** Begin **

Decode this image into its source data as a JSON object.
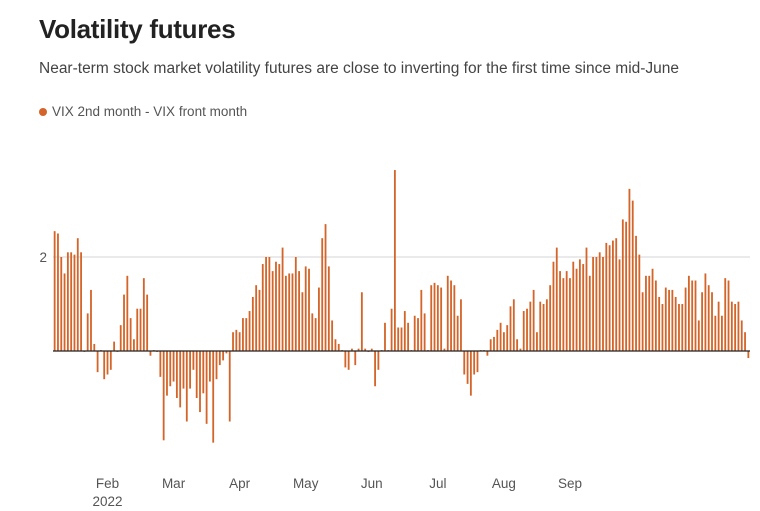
{
  "chart_data": {
    "type": "bar",
    "title": "Volatility futures",
    "subtitle": "Near-term stock market volatility futures are close to inverting for the first time since mid-June",
    "legend": [
      {
        "name": "VIX 2nd month - VIX front month",
        "color": "#d4652a"
      }
    ],
    "xlabel": "",
    "ylabel": "",
    "ylim": [
      -2.1,
      4.0
    ],
    "grid": true,
    "y_ticks": [
      {
        "value": 2,
        "label": "2"
      }
    ],
    "x_ticks": [
      {
        "index": 16,
        "label": "Feb",
        "sub": "2022"
      },
      {
        "index": 36,
        "label": "Mar",
        "sub": ""
      },
      {
        "index": 56,
        "label": "Apr",
        "sub": ""
      },
      {
        "index": 76,
        "label": "May",
        "sub": ""
      },
      {
        "index": 96,
        "label": "Jun",
        "sub": ""
      },
      {
        "index": 116,
        "label": "Jul",
        "sub": ""
      },
      {
        "index": 136,
        "label": "Aug",
        "sub": ""
      },
      {
        "index": 156,
        "label": "Sep",
        "sub": ""
      }
    ],
    "series": [
      {
        "name": "VIX 2nd month - VIX front month",
        "values": [
          2.55,
          2.5,
          2.0,
          1.65,
          2.1,
          2.1,
          2.05,
          2.4,
          2.1,
          -0.02,
          0.8,
          1.3,
          0.15,
          -0.45,
          0.02,
          -0.6,
          -0.5,
          -0.4,
          0.2,
          -0.02,
          0.55,
          1.2,
          1.6,
          0.7,
          0.25,
          0.9,
          0.9,
          1.55,
          1.2,
          -0.1,
          0.02,
          -0.02,
          -0.55,
          -1.9,
          -0.95,
          -0.75,
          -0.65,
          -1.0,
          -1.2,
          -0.8,
          -1.5,
          -0.8,
          -0.4,
          -1.0,
          -1.3,
          -0.9,
          -1.55,
          -0.65,
          -1.95,
          -0.6,
          -0.3,
          -0.2,
          -0.05,
          -1.5,
          0.4,
          0.45,
          0.4,
          0.7,
          0.7,
          0.85,
          1.15,
          1.4,
          1.3,
          1.85,
          2.0,
          2.0,
          1.7,
          1.9,
          1.85,
          2.2,
          1.6,
          1.65,
          1.65,
          2.0,
          1.7,
          1.25,
          1.8,
          1.75,
          0.8,
          0.7,
          1.35,
          2.4,
          2.7,
          1.8,
          0.65,
          0.25,
          0.15,
          0.02,
          -0.35,
          -0.4,
          0.05,
          -0.3,
          0.05,
          1.25,
          0.05,
          -0.02,
          0.05,
          -0.75,
          -0.4,
          0.02,
          0.6,
          0.02,
          0.9,
          3.85,
          0.5,
          0.5,
          0.85,
          0.6,
          0.02,
          0.75,
          0.7,
          1.3,
          0.8,
          0.02,
          1.4,
          1.45,
          1.4,
          1.35,
          0.05,
          1.6,
          1.5,
          1.4,
          0.75,
          1.1,
          -0.5,
          -0.7,
          -0.95,
          -0.5,
          -0.45,
          0.02,
          0.02,
          -0.1,
          0.25,
          0.3,
          0.45,
          0.6,
          0.4,
          0.55,
          0.95,
          1.1,
          0.25,
          0.05,
          0.85,
          0.9,
          1.05,
          1.3,
          0.4,
          1.05,
          1.0,
          1.1,
          1.4,
          1.9,
          2.2,
          1.7,
          1.55,
          1.7,
          1.55,
          1.9,
          1.75,
          1.95,
          1.85,
          2.2,
          1.6,
          2.0,
          2.0,
          2.1,
          2.0,
          2.3,
          2.25,
          2.35,
          2.4,
          1.95,
          2.8,
          2.75,
          3.45,
          3.2,
          2.45,
          2.05,
          1.25,
          1.6,
          1.6,
          1.75,
          1.5,
          1.15,
          1.0,
          1.35,
          1.3,
          1.3,
          1.15,
          1.0,
          1.0,
          1.35,
          1.6,
          1.5,
          1.5,
          0.65,
          1.25,
          1.65,
          1.4,
          1.25,
          0.75,
          1.05,
          0.75,
          1.55,
          1.5,
          1.05,
          1.0,
          1.05,
          0.65,
          0.4,
          -0.15
        ]
      }
    ]
  }
}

** End **

## Aim of the exercise
Reproduce every record above exactly, omitting the pictures.

## Exercise response
Decode this image into its source data as a JSON object.
{
  "chart_data": {
    "type": "bar",
    "title": "Volatility futures",
    "subtitle": "Near-term stock market volatility futures are close to inverting for the first time since mid-June",
    "legend": [
      {
        "name": "VIX 2nd month - VIX front month",
        "color": "#d4652a"
      }
    ],
    "xlabel": "",
    "ylabel": "",
    "ylim": [
      -2.1,
      4.0
    ],
    "grid": true,
    "y_ticks": [
      {
        "value": 2,
        "label": "2"
      }
    ],
    "x_ticks": [
      {
        "index": 16,
        "label": "Feb",
        "sub": "2022"
      },
      {
        "index": 36,
        "label": "Mar",
        "sub": ""
      },
      {
        "index": 56,
        "label": "Apr",
        "sub": ""
      },
      {
        "index": 76,
        "label": "May",
        "sub": ""
      },
      {
        "index": 96,
        "label": "Jun",
        "sub": ""
      },
      {
        "index": 116,
        "label": "Jul",
        "sub": ""
      },
      {
        "index": 136,
        "label": "Aug",
        "sub": ""
      },
      {
        "index": 156,
        "label": "Sep",
        "sub": ""
      }
    ],
    "series": [
      {
        "name": "VIX 2nd month - VIX front month",
        "values": [
          2.55,
          2.5,
          2.0,
          1.65,
          2.1,
          2.1,
          2.05,
          2.4,
          2.1,
          -0.02,
          0.8,
          1.3,
          0.15,
          -0.45,
          0.02,
          -0.6,
          -0.5,
          -0.4,
          0.2,
          -0.02,
          0.55,
          1.2,
          1.6,
          0.7,
          0.25,
          0.9,
          0.9,
          1.55,
          1.2,
          -0.1,
          0.02,
          -0.02,
          -0.55,
          -1.9,
          -0.95,
          -0.75,
          -0.65,
          -1.0,
          -1.2,
          -0.8,
          -1.5,
          -0.8,
          -0.4,
          -1.0,
          -1.3,
          -0.9,
          -1.55,
          -0.65,
          -1.95,
          -0.6,
          -0.3,
          -0.2,
          -0.05,
          -1.5,
          0.4,
          0.45,
          0.4,
          0.7,
          0.7,
          0.85,
          1.15,
          1.4,
          1.3,
          1.85,
          2.0,
          2.0,
          1.7,
          1.9,
          1.85,
          2.2,
          1.6,
          1.65,
          1.65,
          2.0,
          1.7,
          1.25,
          1.8,
          1.75,
          0.8,
          0.7,
          1.35,
          2.4,
          2.7,
          1.8,
          0.65,
          0.25,
          0.15,
          0.02,
          -0.35,
          -0.4,
          0.05,
          -0.3,
          0.05,
          1.25,
          0.05,
          -0.02,
          0.05,
          -0.75,
          -0.4,
          0.02,
          0.6,
          0.02,
          0.9,
          3.85,
          0.5,
          0.5,
          0.85,
          0.6,
          0.02,
          0.75,
          0.7,
          1.3,
          0.8,
          0.02,
          1.4,
          1.45,
          1.4,
          1.35,
          0.05,
          1.6,
          1.5,
          1.4,
          0.75,
          1.1,
          -0.5,
          -0.7,
          -0.95,
          -0.5,
          -0.45,
          0.02,
          0.02,
          -0.1,
          0.25,
          0.3,
          0.45,
          0.6,
          0.4,
          0.55,
          0.95,
          1.1,
          0.25,
          0.05,
          0.85,
          0.9,
          1.05,
          1.3,
          0.4,
          1.05,
          1.0,
          1.1,
          1.4,
          1.9,
          2.2,
          1.7,
          1.55,
          1.7,
          1.55,
          1.9,
          1.75,
          1.95,
          1.85,
          2.2,
          1.6,
          2.0,
          2.0,
          2.1,
          2.0,
          2.3,
          2.25,
          2.35,
          2.4,
          1.95,
          2.8,
          2.75,
          3.45,
          3.2,
          2.45,
          2.05,
          1.25,
          1.6,
          1.6,
          1.75,
          1.5,
          1.15,
          1.0,
          1.35,
          1.3,
          1.3,
          1.15,
          1.0,
          1.0,
          1.35,
          1.6,
          1.5,
          1.5,
          0.65,
          1.25,
          1.65,
          1.4,
          1.25,
          0.75,
          1.05,
          0.75,
          1.55,
          1.5,
          1.05,
          1.0,
          1.05,
          0.65,
          0.4,
          -0.15
        ]
      }
    ]
  }
}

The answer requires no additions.